WHAT IS NEEDED: Check the listing below for lines with the word "gösterebilir" and say how many there are, with nothing but the number.

EXERCISE INPUTS:

------------------------------------------------

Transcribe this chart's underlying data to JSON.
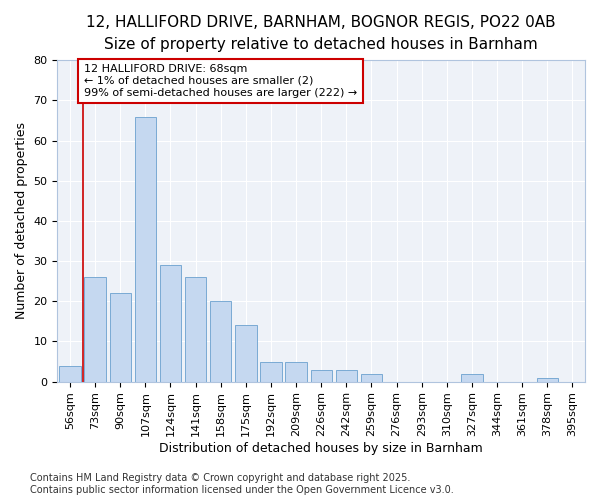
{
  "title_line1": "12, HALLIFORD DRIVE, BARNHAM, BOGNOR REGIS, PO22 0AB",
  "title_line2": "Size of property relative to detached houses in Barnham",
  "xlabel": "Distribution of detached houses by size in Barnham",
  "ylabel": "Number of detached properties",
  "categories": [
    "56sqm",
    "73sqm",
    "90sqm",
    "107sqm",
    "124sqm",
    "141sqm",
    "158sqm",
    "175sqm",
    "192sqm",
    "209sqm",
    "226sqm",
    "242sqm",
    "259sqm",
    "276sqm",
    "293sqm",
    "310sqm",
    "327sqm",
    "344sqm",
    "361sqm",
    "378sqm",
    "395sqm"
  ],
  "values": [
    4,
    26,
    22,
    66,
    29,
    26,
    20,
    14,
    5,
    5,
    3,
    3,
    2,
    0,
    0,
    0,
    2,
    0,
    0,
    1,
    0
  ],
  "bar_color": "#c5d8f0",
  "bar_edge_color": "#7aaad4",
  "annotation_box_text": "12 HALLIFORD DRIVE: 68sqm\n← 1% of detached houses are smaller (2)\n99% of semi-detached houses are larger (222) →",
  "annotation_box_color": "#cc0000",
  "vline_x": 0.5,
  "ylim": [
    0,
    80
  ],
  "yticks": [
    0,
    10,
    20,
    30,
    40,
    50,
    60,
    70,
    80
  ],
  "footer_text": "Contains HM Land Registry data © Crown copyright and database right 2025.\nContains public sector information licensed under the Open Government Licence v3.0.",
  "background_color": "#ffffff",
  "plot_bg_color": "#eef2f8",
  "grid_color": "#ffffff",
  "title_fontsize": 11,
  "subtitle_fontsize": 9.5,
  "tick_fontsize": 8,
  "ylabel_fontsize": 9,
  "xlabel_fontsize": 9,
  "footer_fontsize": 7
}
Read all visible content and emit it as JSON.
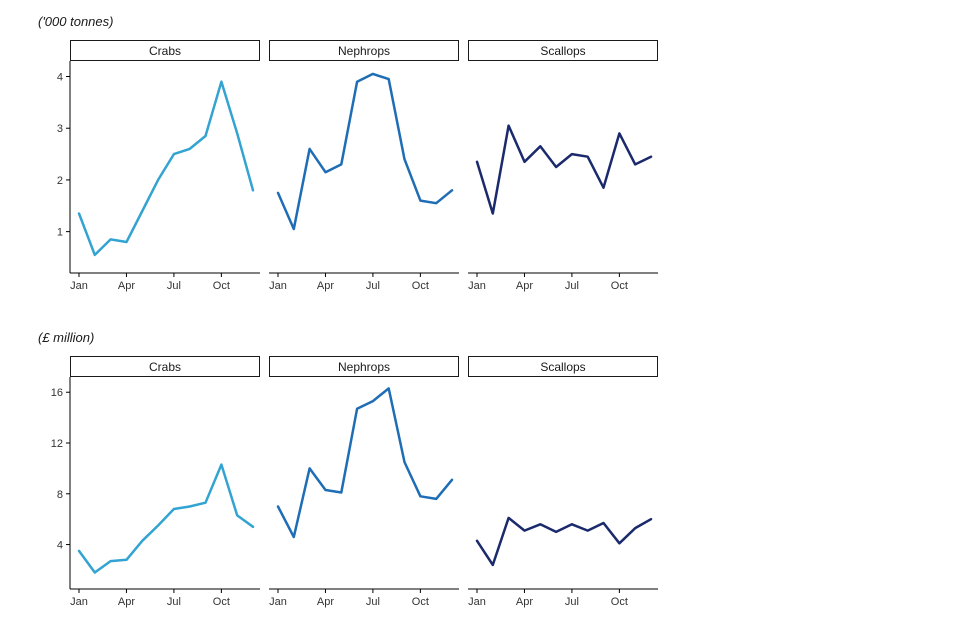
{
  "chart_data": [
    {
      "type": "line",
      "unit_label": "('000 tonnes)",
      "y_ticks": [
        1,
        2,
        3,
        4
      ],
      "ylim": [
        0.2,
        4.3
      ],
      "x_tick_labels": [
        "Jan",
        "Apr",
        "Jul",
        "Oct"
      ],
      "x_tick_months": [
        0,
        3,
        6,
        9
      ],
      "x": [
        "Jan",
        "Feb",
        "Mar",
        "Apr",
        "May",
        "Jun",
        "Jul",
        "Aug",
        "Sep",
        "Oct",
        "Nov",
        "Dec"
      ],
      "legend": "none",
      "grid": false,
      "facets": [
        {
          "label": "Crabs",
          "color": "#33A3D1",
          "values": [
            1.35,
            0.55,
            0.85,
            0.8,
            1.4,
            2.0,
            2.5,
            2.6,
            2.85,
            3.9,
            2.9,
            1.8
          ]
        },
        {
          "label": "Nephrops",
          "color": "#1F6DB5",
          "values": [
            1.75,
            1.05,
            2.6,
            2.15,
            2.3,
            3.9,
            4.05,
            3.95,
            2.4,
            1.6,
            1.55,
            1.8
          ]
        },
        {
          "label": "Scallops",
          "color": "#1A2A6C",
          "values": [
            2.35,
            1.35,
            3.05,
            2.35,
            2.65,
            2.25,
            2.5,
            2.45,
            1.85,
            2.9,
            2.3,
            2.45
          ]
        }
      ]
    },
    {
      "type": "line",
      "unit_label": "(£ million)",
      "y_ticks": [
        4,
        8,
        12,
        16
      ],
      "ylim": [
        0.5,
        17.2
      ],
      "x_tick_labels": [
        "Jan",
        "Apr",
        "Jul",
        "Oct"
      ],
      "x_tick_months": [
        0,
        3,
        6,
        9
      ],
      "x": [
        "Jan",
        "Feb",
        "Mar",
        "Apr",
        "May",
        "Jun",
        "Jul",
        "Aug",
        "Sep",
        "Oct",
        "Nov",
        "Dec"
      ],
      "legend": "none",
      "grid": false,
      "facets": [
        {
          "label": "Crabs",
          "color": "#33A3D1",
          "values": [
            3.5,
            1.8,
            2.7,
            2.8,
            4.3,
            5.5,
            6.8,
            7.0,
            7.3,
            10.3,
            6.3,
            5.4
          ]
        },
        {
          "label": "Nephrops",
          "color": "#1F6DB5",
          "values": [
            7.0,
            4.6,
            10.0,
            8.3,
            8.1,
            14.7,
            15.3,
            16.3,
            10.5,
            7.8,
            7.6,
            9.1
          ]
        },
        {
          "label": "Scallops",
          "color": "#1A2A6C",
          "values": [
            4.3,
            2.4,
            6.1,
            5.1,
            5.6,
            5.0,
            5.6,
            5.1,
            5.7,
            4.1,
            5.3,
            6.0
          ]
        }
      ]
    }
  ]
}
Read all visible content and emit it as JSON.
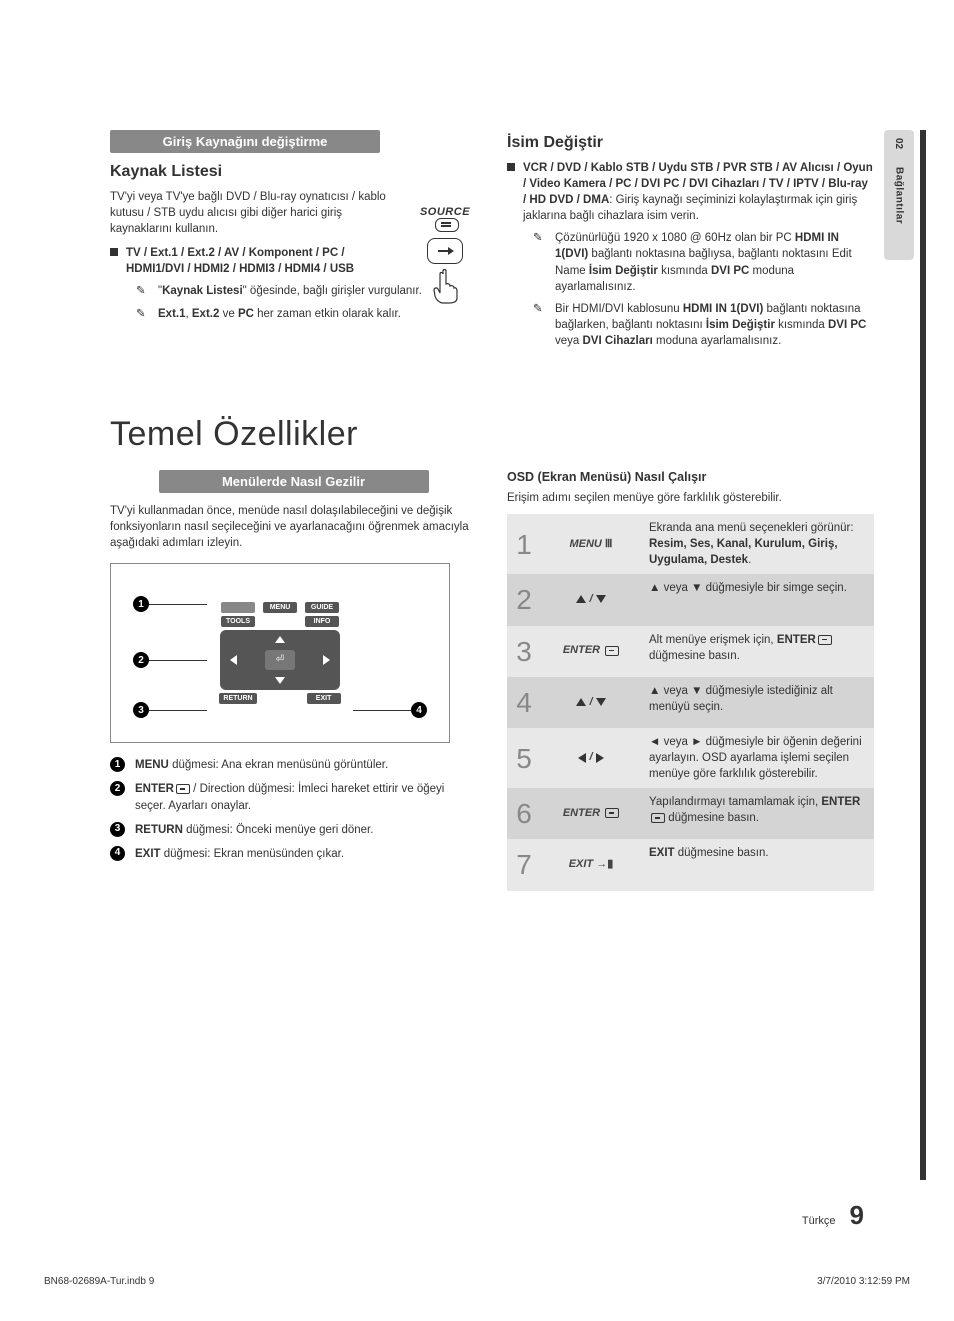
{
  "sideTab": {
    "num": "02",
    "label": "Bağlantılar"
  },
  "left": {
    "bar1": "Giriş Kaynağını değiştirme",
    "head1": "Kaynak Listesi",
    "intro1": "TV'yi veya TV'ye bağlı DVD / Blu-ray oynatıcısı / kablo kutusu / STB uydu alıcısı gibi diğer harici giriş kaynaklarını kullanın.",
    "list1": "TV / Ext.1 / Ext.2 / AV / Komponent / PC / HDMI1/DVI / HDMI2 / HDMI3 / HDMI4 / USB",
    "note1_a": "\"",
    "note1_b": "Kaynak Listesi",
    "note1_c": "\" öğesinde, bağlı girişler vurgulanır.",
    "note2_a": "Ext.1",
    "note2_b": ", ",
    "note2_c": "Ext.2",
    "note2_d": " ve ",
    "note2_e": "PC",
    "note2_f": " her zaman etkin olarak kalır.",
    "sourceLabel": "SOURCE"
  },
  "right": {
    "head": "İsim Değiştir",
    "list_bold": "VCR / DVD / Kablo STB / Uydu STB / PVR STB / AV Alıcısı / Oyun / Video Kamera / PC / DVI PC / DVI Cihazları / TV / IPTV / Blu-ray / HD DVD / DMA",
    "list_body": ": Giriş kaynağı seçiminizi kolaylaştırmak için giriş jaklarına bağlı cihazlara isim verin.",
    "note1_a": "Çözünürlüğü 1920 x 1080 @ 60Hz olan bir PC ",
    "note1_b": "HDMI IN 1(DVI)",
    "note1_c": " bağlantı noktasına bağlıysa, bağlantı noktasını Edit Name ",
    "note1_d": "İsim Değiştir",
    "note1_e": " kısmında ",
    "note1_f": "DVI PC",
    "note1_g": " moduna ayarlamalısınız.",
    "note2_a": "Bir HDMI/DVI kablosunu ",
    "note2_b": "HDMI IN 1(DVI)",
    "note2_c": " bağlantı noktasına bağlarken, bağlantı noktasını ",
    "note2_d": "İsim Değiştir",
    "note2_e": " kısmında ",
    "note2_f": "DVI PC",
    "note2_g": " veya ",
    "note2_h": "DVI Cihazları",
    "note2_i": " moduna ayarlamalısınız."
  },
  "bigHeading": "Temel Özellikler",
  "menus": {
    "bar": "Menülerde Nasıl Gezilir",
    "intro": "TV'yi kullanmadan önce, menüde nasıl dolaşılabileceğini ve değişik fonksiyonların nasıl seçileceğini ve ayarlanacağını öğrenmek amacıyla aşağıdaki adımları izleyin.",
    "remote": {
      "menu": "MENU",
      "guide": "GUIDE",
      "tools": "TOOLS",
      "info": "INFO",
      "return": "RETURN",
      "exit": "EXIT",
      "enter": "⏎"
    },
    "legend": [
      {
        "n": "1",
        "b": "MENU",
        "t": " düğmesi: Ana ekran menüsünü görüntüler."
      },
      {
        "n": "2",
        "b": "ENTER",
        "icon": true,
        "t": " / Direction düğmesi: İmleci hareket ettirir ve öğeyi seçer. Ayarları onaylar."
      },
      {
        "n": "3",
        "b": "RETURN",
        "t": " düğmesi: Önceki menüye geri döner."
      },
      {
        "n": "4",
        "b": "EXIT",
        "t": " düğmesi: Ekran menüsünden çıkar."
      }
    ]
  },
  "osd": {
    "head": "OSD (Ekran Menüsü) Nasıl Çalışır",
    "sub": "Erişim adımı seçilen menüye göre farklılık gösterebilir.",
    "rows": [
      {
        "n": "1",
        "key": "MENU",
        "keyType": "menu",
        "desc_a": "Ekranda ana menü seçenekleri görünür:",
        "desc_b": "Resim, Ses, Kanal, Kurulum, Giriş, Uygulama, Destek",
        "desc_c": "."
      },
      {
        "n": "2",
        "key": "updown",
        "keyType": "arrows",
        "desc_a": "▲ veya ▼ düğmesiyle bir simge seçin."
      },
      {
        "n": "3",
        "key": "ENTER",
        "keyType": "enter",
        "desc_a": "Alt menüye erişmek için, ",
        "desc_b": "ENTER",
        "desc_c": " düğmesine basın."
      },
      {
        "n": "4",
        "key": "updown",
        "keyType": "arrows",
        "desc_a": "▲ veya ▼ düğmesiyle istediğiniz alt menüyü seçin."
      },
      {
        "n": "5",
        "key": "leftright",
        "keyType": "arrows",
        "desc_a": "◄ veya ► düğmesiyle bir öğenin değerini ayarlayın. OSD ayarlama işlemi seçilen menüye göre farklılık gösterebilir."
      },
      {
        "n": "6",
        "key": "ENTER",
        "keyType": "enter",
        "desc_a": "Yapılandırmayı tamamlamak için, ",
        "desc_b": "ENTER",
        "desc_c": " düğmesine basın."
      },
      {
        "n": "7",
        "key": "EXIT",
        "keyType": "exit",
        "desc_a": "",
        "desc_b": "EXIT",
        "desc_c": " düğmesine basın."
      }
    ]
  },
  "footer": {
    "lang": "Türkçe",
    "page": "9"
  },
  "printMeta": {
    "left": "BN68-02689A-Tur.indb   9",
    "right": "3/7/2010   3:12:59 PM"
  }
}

------------------------------------------------

TASK ANSWER: 2